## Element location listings
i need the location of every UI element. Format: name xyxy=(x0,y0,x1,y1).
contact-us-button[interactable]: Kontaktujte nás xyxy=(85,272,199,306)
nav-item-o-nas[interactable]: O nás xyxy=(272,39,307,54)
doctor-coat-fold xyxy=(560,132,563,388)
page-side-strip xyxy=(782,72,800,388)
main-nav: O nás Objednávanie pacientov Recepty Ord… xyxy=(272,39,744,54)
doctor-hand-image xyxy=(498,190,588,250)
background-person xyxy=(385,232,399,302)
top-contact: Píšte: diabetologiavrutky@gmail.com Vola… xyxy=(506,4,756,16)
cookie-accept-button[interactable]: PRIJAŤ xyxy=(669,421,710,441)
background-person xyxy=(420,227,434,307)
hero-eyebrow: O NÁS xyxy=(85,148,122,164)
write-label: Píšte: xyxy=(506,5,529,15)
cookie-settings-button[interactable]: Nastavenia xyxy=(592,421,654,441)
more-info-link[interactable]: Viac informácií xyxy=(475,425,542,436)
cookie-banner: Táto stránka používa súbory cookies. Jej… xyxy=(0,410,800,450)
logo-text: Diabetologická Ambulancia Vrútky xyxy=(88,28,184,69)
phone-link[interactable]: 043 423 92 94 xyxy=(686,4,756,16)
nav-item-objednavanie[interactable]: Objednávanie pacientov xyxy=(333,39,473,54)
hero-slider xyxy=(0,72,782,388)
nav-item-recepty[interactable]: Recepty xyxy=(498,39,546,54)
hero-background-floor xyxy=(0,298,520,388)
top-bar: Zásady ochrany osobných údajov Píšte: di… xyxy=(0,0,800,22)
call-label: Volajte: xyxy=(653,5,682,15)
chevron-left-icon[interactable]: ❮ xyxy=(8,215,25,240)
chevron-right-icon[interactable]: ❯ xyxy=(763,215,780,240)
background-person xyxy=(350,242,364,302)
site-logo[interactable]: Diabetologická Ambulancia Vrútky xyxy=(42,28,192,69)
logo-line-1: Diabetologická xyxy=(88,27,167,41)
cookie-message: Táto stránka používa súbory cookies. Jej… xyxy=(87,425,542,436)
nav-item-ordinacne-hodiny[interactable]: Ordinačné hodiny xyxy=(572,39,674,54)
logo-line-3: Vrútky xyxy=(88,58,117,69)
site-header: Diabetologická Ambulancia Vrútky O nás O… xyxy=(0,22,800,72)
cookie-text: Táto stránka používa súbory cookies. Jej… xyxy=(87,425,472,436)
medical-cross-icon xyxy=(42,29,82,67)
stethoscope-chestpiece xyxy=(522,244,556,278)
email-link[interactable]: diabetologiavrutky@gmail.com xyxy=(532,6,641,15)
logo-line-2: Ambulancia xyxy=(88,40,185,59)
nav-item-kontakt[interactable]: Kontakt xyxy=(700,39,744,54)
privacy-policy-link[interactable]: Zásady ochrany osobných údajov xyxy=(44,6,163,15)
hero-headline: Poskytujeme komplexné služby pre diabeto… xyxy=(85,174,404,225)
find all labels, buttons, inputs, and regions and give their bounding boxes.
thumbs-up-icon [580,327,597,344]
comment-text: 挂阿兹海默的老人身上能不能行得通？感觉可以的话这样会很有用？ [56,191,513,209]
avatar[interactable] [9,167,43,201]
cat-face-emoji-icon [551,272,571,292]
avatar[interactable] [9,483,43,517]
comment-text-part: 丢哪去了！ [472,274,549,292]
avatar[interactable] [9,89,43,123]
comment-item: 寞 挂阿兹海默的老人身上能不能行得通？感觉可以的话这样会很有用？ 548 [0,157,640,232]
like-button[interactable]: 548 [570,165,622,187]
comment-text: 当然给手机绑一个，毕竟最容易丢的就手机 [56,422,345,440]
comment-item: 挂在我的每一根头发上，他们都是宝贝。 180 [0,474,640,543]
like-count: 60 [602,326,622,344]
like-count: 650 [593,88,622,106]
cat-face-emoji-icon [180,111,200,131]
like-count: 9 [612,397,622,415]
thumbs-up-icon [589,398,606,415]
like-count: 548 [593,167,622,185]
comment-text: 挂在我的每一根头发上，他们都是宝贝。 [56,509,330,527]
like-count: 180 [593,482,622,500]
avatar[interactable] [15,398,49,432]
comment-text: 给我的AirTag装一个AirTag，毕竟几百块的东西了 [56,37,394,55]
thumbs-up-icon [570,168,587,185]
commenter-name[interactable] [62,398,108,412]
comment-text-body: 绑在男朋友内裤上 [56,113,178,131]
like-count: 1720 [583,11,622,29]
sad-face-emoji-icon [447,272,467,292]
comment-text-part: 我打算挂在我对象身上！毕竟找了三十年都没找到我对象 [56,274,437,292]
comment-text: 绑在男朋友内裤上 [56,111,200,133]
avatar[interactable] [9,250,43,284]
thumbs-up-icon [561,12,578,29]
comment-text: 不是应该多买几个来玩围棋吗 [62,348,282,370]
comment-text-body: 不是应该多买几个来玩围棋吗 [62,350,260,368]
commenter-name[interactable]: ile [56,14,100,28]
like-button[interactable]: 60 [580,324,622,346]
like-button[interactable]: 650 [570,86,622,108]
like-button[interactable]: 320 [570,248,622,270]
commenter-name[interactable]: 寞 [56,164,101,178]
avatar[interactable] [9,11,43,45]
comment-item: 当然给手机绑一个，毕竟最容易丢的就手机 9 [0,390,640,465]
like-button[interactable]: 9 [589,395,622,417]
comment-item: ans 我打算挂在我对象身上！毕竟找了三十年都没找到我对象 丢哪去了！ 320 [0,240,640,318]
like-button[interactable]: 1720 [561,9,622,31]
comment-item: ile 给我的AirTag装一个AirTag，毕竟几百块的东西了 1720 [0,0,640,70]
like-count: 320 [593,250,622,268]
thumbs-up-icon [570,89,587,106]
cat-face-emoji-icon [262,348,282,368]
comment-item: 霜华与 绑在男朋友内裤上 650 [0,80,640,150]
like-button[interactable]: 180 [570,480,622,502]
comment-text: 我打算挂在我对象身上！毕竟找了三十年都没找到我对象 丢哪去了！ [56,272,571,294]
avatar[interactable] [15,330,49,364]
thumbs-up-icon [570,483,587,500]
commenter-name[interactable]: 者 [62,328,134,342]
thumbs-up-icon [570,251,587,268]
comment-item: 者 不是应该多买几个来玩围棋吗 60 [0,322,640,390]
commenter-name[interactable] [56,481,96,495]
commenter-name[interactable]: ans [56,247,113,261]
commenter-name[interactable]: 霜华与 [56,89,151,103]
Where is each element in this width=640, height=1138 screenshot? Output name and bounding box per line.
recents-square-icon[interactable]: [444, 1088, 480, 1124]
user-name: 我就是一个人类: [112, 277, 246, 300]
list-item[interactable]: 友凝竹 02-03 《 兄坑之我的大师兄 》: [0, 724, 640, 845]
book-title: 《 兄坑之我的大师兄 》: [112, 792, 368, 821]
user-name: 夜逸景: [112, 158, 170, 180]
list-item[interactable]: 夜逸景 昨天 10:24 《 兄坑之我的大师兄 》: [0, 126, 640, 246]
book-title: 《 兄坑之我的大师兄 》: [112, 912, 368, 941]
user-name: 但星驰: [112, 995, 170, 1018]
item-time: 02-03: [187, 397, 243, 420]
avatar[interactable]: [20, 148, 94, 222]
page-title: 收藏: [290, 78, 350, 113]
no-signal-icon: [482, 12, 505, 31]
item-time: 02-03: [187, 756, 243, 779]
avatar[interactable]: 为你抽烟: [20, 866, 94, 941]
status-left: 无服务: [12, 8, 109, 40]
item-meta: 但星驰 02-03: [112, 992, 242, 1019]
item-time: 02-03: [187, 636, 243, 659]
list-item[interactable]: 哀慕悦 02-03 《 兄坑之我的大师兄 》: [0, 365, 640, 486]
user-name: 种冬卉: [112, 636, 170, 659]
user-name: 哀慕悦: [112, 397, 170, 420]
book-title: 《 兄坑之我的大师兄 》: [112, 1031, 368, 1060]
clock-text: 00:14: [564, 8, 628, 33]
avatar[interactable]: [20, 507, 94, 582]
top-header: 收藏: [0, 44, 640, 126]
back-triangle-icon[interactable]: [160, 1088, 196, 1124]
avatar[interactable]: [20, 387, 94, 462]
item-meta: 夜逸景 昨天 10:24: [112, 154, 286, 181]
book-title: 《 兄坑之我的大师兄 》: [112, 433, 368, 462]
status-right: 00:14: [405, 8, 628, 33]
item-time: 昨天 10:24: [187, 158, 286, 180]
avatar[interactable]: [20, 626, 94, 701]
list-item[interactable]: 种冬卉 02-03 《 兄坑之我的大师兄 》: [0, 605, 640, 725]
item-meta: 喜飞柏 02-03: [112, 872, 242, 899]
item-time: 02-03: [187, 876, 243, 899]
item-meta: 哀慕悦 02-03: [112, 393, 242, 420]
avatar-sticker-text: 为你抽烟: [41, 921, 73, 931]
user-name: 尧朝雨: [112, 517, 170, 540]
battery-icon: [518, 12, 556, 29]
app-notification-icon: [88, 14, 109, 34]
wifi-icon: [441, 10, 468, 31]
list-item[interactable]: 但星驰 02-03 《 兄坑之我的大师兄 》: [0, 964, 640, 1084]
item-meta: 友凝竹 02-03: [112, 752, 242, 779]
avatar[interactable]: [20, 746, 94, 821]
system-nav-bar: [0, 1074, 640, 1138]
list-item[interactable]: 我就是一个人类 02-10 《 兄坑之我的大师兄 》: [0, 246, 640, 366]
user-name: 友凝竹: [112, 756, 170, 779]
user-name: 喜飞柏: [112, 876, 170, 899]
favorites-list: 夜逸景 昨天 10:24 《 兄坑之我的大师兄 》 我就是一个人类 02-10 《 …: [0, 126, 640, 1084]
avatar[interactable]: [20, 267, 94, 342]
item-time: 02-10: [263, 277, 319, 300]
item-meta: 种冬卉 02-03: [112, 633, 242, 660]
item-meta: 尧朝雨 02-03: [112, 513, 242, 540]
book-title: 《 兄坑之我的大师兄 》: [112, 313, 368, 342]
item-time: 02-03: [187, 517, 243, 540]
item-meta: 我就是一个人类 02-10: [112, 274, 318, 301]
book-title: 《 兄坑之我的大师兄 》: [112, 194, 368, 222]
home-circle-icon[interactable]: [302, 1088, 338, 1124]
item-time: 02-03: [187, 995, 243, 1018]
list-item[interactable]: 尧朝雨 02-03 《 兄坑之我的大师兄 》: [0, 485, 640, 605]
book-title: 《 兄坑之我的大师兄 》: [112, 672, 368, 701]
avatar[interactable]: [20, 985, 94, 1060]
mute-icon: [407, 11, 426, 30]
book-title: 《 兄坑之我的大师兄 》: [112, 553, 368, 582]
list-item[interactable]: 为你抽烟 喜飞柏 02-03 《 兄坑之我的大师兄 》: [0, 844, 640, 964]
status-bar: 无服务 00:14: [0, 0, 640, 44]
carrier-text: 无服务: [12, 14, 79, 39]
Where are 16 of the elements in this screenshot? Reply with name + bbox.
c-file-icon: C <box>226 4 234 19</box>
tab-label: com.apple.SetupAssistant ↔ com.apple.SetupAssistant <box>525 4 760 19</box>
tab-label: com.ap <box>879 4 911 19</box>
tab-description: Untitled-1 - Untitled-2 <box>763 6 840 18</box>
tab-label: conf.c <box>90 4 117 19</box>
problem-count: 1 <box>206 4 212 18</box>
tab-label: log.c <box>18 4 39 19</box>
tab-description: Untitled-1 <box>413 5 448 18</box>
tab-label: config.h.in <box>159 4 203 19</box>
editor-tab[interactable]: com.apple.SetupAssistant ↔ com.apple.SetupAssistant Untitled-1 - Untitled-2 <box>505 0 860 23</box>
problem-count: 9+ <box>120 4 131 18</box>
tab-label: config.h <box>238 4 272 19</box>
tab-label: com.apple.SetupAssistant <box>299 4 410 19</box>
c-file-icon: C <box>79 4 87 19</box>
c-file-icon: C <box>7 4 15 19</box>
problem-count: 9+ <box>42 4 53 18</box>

## WHAT THE TASK REQUIRES
Copy out the rows from the very beginning through the line containing "page-side-strip xyxy=(782,72,800,388)", including that line, with every character unchanged.

## RESPONSE FOR THIS EXERCISE
i need the location of every UI element. Format: name xyxy=(x0,y0,x1,y1).
contact-us-button[interactable]: Kontaktujte nás xyxy=(85,272,199,306)
nav-item-o-nas[interactable]: O nás xyxy=(272,39,307,54)
doctor-coat-fold xyxy=(560,132,563,388)
page-side-strip xyxy=(782,72,800,388)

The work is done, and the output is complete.